REQUIREMENTS: Repeat each entry as written and leave the images out of the copy.

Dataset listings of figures
^^^^^^^^
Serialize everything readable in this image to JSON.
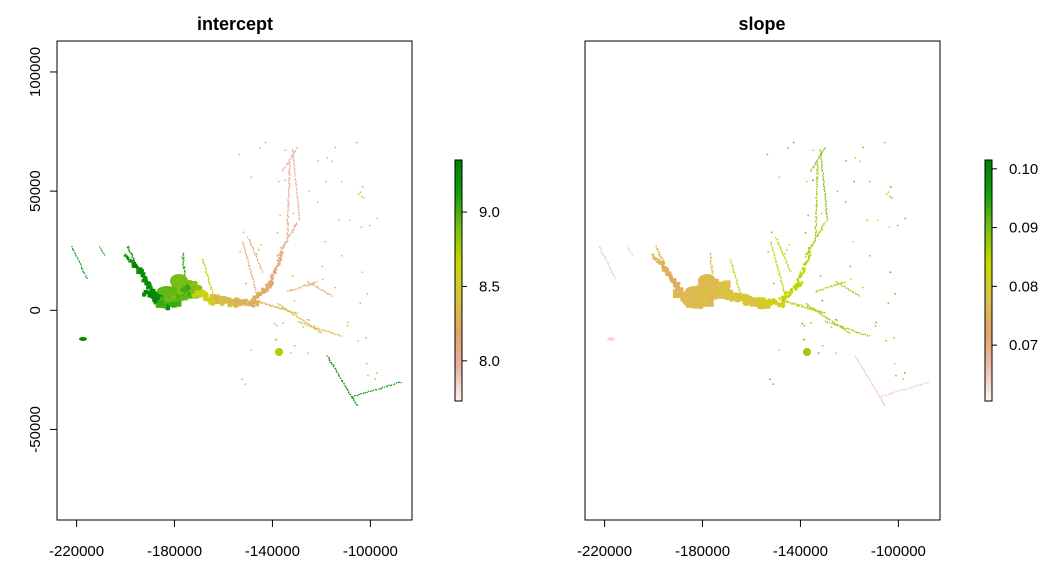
{
  "chart_data": [
    {
      "type": "heatmap",
      "title": "intercept",
      "xlim": [
        -228000,
        -83000
      ],
      "ylim": [
        -88000,
        113000
      ],
      "x_ticks": [
        -220000,
        -180000,
        -140000,
        -100000
      ],
      "x_tick_labels": [
        "-220000",
        "-180000",
        "-140000",
        "-100000"
      ],
      "y_ticks": [
        -50000,
        0,
        50000,
        100000
      ],
      "y_tick_labels": [
        "-50000",
        "0",
        "50000",
        "100000"
      ],
      "legend": {
        "position": "right",
        "min": 7.73,
        "max": 9.35,
        "ticks": [
          8.0,
          8.5,
          9.0
        ],
        "tick_labels": [
          "8.0",
          "8.5",
          "9.0"
        ],
        "colors": [
          "#fdf3f3",
          "#e8b0a0",
          "#e3a36a",
          "#d3c63a",
          "#c8d800",
          "#7bbf14",
          "#12a012",
          "#008000"
        ]
      }
    },
    {
      "type": "heatmap",
      "title": "slope",
      "xlim": [
        -228000,
        -83000
      ],
      "ylim": [
        -88000,
        113000
      ],
      "x_ticks": [
        -220000,
        -180000,
        -140000,
        -100000
      ],
      "x_tick_labels": [
        "-220000",
        "-180000",
        "-140000",
        "-100000"
      ],
      "legend": {
        "position": "right",
        "min": 0.0605,
        "max": 0.1015,
        "ticks": [
          0.07,
          0.08,
          0.09,
          0.1
        ],
        "tick_labels": [
          "0.07",
          "0.08",
          "0.09",
          "0.10"
        ],
        "colors": [
          "#fdf3f3",
          "#ebc0b0",
          "#e3a36a",
          "#dcc048",
          "#c8d800",
          "#7bbf14",
          "#12a012",
          "#008000"
        ]
      }
    }
  ]
}
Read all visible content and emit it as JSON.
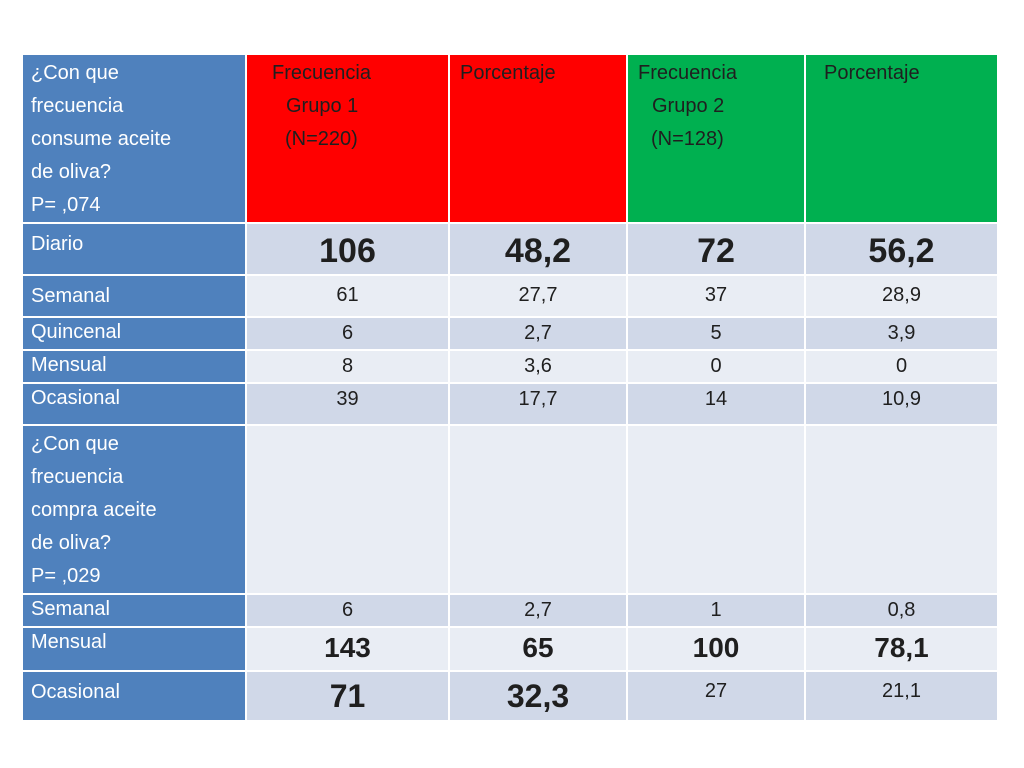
{
  "chart_data": {
    "type": "table",
    "header": {
      "question1": [
        "¿Con que",
        "frecuencia",
        "consume aceite",
        "de oliva?",
        "P= ,074"
      ],
      "columns": [
        {
          "lines": [
            "Frecuencia",
            "Grupo 1",
            "(N=220)"
          ],
          "color": "#ff0000"
        },
        {
          "lines": [
            "Porcentaje"
          ],
          "color": "#ff0000"
        },
        {
          "lines": [
            "Frecuencia",
            "Grupo 2",
            "(N=128)"
          ],
          "color": "#00b050"
        },
        {
          "lines": [
            "Porcentaje"
          ],
          "color": "#00b050"
        }
      ]
    },
    "rows": [
      {
        "label": "Diario",
        "values": [
          "106",
          "48,2",
          "72",
          "56,2"
        ],
        "bold": [
          true,
          true,
          true,
          true
        ]
      },
      {
        "label": "Semanal",
        "values": [
          "61",
          "27,7",
          "37",
          "28,9"
        ],
        "bold": [
          false,
          false,
          false,
          false
        ]
      },
      {
        "label": "Quincenal",
        "values": [
          "6",
          "2,7",
          "5",
          "3,9"
        ],
        "bold": [
          false,
          false,
          false,
          false
        ]
      },
      {
        "label": "Mensual",
        "values": [
          "8",
          "3,6",
          "0",
          "0"
        ],
        "bold": [
          false,
          false,
          false,
          false
        ]
      },
      {
        "label": "Ocasional",
        "values": [
          "39",
          "17,7",
          "14",
          "10,9"
        ],
        "bold": [
          false,
          false,
          false,
          false
        ]
      }
    ],
    "question2": [
      "¿Con que",
      "frecuencia",
      "compra aceite",
      "de oliva?",
      "P= ,029"
    ],
    "rows2": [
      {
        "label": "Semanal",
        "values": [
          "6",
          "2,7",
          "1",
          "0,8"
        ],
        "bold": [
          false,
          false,
          false,
          false
        ]
      },
      {
        "label": "Mensual",
        "values": [
          "143",
          "65",
          "100",
          "78,1"
        ],
        "bold": [
          true,
          true,
          true,
          true
        ]
      },
      {
        "label": "Ocasional",
        "values": [
          "71",
          "32,3",
          "27",
          "21,1"
        ],
        "bold": [
          true,
          true,
          false,
          false
        ]
      }
    ]
  }
}
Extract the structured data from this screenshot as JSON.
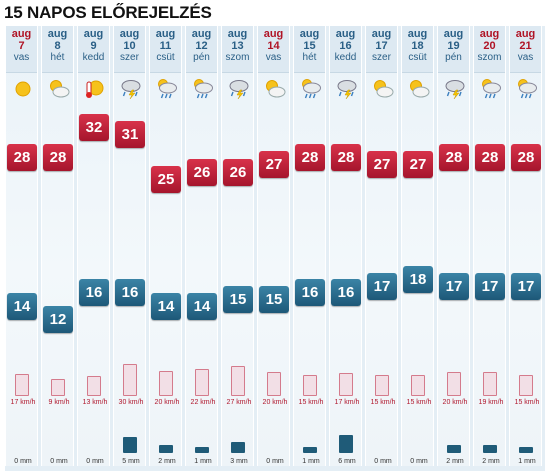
^^^^^^^^
SOLUTION TO THIS EXERCISE:
Serialize everything readable in this image to JSON.
{
  "chart_data": [
    {
      "type": "heatmap",
      "title": "intercept",
      "xlim": [
        -228000,
        -83000
      ],
      "ylim": [
        -88000,
        113000
      ],
      "x_ticks": [
        -220000,
        -180000,
        -140000,
        -100000
      ],
      "x_tick_labels": [
        "-220000",
        "-180000",
        "-140000",
        "-100000"
      ],
      "y_ticks": [
        -50000,
        0,
        50000,
        100000
      ],
      "y_tick_labels": [
        "-50000",
        "0",
        "50000",
        "100000"
      ],
      "legend": {
        "position": "right",
        "min": 7.73,
        "max": 9.35,
        "ticks": [
          8.0,
          8.5,
          9.0
        ],
        "tick_labels": [
          "8.0",
          "8.5",
          "9.0"
        ],
        "colors": [
          "#fdf3f3",
          "#e8b0a0",
          "#e3a36a",
          "#d3c63a",
          "#c8d800",
          "#7bbf14",
          "#12a012",
          "#008000"
        ]
      }
    },
    {
      "type": "heatmap",
      "title": "slope",
      "xlim": [
        -228000,
        -83000
      ],
      "ylim": [
        -88000,
        113000
      ],
      "x_ticks": [
        -220000,
        -180000,
        -140000,
        -100000
      ],
      "x_tick_labels": [
        "-220000",
        "-180000",
        "-140000",
        "-100000"
      ],
      "legend": {
        "position": "right",
        "min": 0.0605,
        "max": 0.1015,
        "ticks": [
          0.07,
          0.08,
          0.09,
          0.1
        ],
        "tick_labels": [
          "0.07",
          "0.08",
          "0.09",
          "0.10"
        ],
        "colors": [
          "#fdf3f3",
          "#ebc0b0",
          "#e3a36a",
          "#dcc048",
          "#c8d800",
          "#7bbf14",
          "#12a012",
          "#008000"
        ]
      }
    }
  ]
}
Read all visible content and emit it as JSON.
{
  "chart_data": {
    "type": "table",
    "header": {
      "question1": [
        "¿Con que",
        "frecuencia",
        "consume aceite",
        "de oliva?",
        "P= ,074"
      ],
      "columns": [
        {
          "lines": [
            "Frecuencia",
            "Grupo 1",
            "(N=220)"
          ],
          "color": "#ff0000"
        },
        {
          "lines": [
            "Porcentaje"
          ],
          "color": "#ff0000"
        },
        {
          "lines": [
            "Frecuencia",
            "Grupo 2",
            "(N=128)"
          ],
          "color": "#00b050"
        },
        {
          "lines": [
            "Porcentaje"
          ],
          "color": "#00b050"
        }
      ]
    },
    "rows": [
      {
        "label": "Diario",
        "values": [
          "106",
          "48,2",
          "72",
          "56,2"
        ],
        "bold": [
          true,
          true,
          true,
          true
        ]
      },
      {
        "label": "Semanal",
        "values": [
          "61",
          "27,7",
          "37",
          "28,9"
        ],
        "bold": [
          false,
          false,
          false,
          false
        ]
      },
      {
        "label": "Quincenal",
        "values": [
          "6",
          "2,7",
          "5",
          "3,9"
        ],
        "bold": [
          false,
          false,
          false,
          false
        ]
      },
      {
        "label": "Mensual",
        "values": [
          "8",
          "3,6",
          "0",
          "0"
        ],
        "bold": [
          false,
          false,
          false,
          false
        ]
      },
      {
        "label": "Ocasional",
        "values": [
          "39",
          "17,7",
          "14",
          "10,9"
        ],
        "bold": [
          false,
          false,
          false,
          false
        ]
      }
    ],
    "question2": [
      "¿Con que",
      "frecuencia",
      "compra aceite",
      "de oliva?",
      "P= ,029"
    ],
    "rows2": [
      {
        "label": "Semanal",
        "values": [
          "6",
          "2,7",
          "1",
          "0,8"
        ],
        "bold": [
          false,
          false,
          false,
          false
        ]
      },
      {
        "label": "Mensual",
        "values": [
          "143",
          "65",
          "100",
          "78,1"
        ],
        "bold": [
          true,
          true,
          true,
          true
        ]
      },
      {
        "label": "Ocasional",
        "values": [
          "71",
          "32,3",
          "27",
          "21,1"
        ],
        "bold": [
          true,
          true,
          false,
          false
        ]
      }
    ]
  }
}
Extract the structured data from this screenshot as JSON.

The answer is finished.